Information supplied
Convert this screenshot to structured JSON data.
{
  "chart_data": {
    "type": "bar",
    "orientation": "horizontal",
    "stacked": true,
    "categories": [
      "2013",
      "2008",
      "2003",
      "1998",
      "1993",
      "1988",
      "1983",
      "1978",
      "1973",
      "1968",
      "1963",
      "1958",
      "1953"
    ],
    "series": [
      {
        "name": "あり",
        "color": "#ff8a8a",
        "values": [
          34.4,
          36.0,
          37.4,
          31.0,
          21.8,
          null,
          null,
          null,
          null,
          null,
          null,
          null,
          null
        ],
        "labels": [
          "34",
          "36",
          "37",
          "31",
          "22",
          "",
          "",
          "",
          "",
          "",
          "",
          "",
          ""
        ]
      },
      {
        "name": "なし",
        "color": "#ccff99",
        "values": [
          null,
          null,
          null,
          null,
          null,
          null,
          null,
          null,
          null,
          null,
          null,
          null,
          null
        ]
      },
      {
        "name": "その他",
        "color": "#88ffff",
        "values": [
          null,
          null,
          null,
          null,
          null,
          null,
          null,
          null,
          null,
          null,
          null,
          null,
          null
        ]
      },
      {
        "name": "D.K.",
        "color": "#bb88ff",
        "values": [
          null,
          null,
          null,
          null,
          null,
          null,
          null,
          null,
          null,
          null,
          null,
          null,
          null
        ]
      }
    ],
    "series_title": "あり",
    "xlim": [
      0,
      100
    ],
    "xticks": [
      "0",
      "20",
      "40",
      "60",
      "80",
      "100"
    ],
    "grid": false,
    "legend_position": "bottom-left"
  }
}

Task details
A line counts if it holds the word "color". Work out how many lines in the listing count, and give only that number.

Solved problem
4